Exercise task: Set down, in full, every record in the block.

Data records:
%%
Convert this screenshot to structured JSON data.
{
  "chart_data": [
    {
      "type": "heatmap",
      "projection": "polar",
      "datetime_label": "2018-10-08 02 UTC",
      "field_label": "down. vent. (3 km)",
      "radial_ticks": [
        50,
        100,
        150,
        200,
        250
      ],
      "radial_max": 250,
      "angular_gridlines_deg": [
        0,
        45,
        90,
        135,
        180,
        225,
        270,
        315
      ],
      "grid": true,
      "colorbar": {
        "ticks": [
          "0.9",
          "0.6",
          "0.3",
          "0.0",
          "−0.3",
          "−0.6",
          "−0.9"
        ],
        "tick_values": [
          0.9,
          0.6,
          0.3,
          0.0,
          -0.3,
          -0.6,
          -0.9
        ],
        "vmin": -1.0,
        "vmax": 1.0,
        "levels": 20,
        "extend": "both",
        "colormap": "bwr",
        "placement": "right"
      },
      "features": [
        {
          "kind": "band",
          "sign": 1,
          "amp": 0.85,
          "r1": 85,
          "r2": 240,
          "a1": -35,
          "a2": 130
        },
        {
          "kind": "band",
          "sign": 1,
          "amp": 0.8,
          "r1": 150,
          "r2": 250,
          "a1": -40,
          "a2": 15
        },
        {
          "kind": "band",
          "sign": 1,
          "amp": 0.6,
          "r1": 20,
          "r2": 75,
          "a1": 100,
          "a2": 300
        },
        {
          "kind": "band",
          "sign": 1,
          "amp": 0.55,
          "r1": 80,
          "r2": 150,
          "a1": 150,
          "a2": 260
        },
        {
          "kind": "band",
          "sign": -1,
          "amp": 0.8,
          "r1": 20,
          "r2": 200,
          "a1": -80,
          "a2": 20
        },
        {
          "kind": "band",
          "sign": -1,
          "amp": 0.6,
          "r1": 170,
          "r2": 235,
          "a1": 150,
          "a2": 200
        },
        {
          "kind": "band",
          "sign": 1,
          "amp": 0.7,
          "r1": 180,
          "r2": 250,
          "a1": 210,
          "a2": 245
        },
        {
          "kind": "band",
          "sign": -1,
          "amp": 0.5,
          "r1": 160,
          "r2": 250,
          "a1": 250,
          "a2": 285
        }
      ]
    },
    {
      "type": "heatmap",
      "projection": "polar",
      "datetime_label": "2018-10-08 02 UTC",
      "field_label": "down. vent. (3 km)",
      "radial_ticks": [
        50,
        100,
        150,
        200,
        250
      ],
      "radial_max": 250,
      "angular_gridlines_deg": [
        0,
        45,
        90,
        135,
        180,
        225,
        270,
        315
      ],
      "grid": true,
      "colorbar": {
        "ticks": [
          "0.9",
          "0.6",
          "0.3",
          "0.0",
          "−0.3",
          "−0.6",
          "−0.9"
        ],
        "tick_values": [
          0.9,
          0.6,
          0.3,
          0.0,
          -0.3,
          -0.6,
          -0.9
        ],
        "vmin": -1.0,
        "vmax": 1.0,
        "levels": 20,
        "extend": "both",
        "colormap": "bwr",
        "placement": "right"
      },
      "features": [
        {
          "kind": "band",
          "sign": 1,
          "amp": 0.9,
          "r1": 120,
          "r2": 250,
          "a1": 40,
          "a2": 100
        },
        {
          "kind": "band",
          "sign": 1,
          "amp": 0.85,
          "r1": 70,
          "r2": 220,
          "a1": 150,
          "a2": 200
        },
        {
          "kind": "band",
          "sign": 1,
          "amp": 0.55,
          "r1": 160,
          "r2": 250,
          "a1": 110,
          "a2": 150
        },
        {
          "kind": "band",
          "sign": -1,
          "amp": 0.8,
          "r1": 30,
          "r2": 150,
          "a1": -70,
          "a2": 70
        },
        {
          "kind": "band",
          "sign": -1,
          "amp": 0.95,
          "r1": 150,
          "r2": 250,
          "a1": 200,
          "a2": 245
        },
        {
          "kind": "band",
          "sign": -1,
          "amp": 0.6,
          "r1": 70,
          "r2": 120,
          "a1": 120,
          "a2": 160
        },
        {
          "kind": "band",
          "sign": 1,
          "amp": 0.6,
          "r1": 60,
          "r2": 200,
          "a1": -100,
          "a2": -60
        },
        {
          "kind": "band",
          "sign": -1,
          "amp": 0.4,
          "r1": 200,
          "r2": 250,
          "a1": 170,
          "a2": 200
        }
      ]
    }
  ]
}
%%
Output:
Convert this screenshot to structured JSON data.
{
  "chart_data": [
    {
      "type": "heatmap",
      "projection": "polar",
      "datetime_label": "2018-10-08 02 UTC",
      "field_label": "down. vent. (3 km)",
      "radial_ticks": [
        50,
        100,
        150,
        200,
        250
      ],
      "radial_max": 250,
      "angular_gridlines_deg": [
        0,
        45,
        90,
        135,
        180,
        225,
        270,
        315
      ],
      "grid": true,
      "colorbar": {
        "ticks": [
          "0.9",
          "0.6",
          "0.3",
          "0.0",
          "−0.3",
          "−0.6",
          "−0.9"
        ],
        "tick_values": [
          0.9,
          0.6,
          0.3,
          0.0,
          -0.3,
          -0.6,
          -0.9
        ],
        "vmin": -1.0,
        "vmax": 1.0,
        "levels": 20,
        "extend": "both",
        "colormap": "bwr",
        "placement": "right"
      },
      "features": [
        {
          "kind": "band",
          "sign": 1,
          "amp": 0.85,
          "r1": 85,
          "r2": 240,
          "a1": -35,
          "a2": 130
        },
        {
          "kind": "band",
          "sign": 1,
          "amp": 0.8,
          "r1": 150,
          "r2": 250,
          "a1": -40,
          "a2": 15
        },
        {
          "kind": "band",
          "sign": 1,
          "amp": 0.6,
          "r1": 20,
          "r2": 75,
          "a1": 100,
          "a2": 300
        },
        {
          "kind": "band",
          "sign": 1,
          "amp": 0.55,
          "r1": 80,
          "r2": 150,
          "a1": 150,
          "a2": 260
        },
        {
          "kind": "band",
          "sign": -1,
          "amp": 0.8,
          "r1": 20,
          "r2": 200,
          "a1": -80,
          "a2": 20
        },
        {
          "kind": "band",
          "sign": -1,
          "amp": 0.6,
          "r1": 170,
          "r2": 235,
          "a1": 150,
          "a2": 200
        },
        {
          "kind": "band",
          "sign": 1,
          "amp": 0.7,
          "r1": 180,
          "r2": 250,
          "a1": 210,
          "a2": 245
        },
        {
          "kind": "band",
          "sign": -1,
          "amp": 0.5,
          "r1": 160,
          "r2": 250,
          "a1": 250,
          "a2": 285
        }
      ]
    },
    {
      "type": "heatmap",
      "projection": "polar",
      "datetime_label": "2018-10-08 02 UTC",
      "field_label": "down. vent. (3 km)",
      "radial_ticks": [
        50,
        100,
        150,
        200,
        250
      ],
      "radial_max": 250,
      "angular_gridlines_deg": [
        0,
        45,
        90,
        135,
        180,
        225,
        270,
        315
      ],
      "grid": true,
      "colorbar": {
        "ticks": [
          "0.9",
          "0.6",
          "0.3",
          "0.0",
          "−0.3",
          "−0.6",
          "−0.9"
        ],
        "tick_values": [
          0.9,
          0.6,
          0.3,
          0.0,
          -0.3,
          -0.6,
          -0.9
        ],
        "vmin": -1.0,
        "vmax": 1.0,
        "levels": 20,
        "extend": "both",
        "colormap": "bwr",
        "placement": "right"
      },
      "features": [
        {
          "kind": "band",
          "sign": 1,
          "amp": 0.9,
          "r1": 120,
          "r2": 250,
          "a1": 40,
          "a2": 100
        },
        {
          "kind": "band",
          "sign": 1,
          "amp": 0.85,
          "r1": 70,
          "r2": 220,
          "a1": 150,
          "a2": 200
        },
        {
          "kind": "band",
          "sign": 1,
          "amp": 0.55,
          "r1": 160,
          "r2": 250,
          "a1": 110,
          "a2": 150
        },
        {
          "kind": "band",
          "sign": -1,
          "amp": 0.8,
          "r1": 30,
          "r2": 150,
          "a1": -70,
          "a2": 70
        },
        {
          "kind": "band",
          "sign": -1,
          "amp": 0.95,
          "r1": 150,
          "r2": 250,
          "a1": 200,
          "a2": 245
        },
        {
          "kind": "band",
          "sign": -1,
          "amp": 0.6,
          "r1": 70,
          "r2": 120,
          "a1": 120,
          "a2": 160
        },
        {
          "kind": "band",
          "sign": 1,
          "amp": 0.6,
          "r1": 60,
          "r2": 200,
          "a1": -100,
          "a2": -60
        },
        {
          "kind": "band",
          "sign": -1,
          "amp": 0.4,
          "r1": 200,
          "r2": 250,
          "a1": 170,
          "a2": 200
        }
      ]
    }
  ]
}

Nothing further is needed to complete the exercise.